Exercise details: Search the data for the word "Percentage". Reproduce every line where it is found.
begin Records to process
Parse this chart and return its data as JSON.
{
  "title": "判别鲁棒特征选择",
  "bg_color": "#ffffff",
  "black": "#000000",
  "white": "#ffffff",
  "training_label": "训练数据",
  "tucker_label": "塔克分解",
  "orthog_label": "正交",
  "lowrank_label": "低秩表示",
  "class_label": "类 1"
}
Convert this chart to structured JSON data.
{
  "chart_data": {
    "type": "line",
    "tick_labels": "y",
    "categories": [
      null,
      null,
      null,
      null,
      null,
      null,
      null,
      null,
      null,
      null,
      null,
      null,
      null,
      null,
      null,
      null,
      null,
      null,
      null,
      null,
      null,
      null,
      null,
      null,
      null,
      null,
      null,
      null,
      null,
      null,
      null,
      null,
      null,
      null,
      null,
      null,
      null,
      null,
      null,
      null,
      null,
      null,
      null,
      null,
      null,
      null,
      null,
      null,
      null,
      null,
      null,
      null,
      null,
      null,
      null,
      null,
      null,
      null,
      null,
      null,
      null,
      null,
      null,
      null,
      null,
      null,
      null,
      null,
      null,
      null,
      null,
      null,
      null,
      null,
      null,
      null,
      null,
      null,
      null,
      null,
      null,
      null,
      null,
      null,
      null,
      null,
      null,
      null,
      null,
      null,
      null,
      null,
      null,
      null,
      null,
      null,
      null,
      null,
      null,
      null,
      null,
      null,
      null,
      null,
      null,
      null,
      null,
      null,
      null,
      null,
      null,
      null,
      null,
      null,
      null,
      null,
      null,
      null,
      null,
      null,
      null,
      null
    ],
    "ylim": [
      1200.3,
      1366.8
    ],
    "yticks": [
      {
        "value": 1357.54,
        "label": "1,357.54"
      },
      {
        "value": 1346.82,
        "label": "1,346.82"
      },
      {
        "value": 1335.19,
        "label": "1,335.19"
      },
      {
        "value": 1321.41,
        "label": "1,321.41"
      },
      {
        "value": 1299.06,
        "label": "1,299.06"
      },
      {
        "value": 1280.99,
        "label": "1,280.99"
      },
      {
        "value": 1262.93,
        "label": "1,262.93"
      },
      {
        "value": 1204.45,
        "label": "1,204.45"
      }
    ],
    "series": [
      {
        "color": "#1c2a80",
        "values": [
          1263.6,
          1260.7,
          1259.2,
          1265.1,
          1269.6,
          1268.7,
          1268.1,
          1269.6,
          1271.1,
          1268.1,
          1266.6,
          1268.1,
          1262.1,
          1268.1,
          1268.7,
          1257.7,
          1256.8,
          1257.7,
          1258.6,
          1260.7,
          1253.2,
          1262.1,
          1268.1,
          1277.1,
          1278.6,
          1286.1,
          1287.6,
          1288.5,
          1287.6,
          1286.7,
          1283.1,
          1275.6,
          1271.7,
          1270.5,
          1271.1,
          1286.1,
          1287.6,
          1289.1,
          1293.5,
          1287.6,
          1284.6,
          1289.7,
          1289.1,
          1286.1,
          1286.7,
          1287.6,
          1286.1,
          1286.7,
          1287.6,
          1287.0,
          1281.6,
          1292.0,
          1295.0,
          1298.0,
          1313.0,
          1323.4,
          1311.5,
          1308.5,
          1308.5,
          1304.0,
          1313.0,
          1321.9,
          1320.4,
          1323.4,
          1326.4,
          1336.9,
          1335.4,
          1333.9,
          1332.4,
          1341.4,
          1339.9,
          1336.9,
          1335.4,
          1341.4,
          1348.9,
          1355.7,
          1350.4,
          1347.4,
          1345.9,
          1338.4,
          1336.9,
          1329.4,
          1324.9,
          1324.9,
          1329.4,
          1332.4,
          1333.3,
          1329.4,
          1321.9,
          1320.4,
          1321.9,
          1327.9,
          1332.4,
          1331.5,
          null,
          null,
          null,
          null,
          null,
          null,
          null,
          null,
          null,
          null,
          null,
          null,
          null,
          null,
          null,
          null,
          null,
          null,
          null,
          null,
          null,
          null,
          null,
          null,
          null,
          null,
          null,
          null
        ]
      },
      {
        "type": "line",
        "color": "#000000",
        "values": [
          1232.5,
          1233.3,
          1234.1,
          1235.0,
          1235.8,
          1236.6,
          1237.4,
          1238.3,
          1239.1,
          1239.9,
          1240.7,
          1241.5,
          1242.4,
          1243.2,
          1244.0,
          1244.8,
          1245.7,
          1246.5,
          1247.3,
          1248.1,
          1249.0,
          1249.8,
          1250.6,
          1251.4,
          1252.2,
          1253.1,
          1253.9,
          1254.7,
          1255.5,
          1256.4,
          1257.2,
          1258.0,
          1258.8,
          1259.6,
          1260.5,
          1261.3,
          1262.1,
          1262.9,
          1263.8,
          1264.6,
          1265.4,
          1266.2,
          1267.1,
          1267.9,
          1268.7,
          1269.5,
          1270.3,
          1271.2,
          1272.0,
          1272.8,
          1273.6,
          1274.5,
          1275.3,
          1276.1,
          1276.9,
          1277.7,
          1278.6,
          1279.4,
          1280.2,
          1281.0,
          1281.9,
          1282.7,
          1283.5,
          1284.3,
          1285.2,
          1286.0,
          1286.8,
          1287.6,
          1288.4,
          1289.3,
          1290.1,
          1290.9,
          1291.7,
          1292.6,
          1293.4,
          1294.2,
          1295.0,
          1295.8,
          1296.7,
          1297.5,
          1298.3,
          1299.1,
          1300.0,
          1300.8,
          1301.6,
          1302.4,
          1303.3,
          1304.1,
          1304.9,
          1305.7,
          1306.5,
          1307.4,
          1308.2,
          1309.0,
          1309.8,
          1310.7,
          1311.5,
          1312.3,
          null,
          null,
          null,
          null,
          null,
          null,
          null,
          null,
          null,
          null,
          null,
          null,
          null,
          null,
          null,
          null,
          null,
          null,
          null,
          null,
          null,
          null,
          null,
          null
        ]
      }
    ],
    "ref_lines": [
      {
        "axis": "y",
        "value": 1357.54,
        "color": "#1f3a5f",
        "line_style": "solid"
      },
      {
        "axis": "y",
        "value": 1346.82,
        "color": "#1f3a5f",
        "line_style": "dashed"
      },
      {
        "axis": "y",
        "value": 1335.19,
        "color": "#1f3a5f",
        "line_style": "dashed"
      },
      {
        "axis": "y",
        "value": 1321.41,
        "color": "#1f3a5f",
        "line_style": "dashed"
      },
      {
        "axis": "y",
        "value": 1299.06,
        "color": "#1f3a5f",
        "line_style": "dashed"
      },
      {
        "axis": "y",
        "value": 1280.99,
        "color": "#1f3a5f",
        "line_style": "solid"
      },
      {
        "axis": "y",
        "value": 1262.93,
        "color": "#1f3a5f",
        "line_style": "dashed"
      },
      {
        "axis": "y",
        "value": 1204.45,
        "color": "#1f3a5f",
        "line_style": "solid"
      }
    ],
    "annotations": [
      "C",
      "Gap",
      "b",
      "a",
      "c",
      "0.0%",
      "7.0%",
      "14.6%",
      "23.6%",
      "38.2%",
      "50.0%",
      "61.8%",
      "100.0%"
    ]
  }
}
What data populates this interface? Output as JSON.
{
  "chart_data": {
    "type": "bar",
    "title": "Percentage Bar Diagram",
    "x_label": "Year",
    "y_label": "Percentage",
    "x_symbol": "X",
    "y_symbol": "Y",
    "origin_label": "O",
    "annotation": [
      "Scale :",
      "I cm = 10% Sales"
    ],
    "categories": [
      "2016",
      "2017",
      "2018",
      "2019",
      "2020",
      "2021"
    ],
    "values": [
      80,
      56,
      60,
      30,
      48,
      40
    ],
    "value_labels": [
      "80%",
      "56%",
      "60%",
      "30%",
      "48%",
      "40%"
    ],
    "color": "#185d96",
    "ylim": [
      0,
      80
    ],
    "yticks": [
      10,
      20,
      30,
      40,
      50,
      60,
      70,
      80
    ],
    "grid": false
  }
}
end Records to process
Full output:
    "title": "Percentage Bar Diagram",
    "y_label": "Percentage",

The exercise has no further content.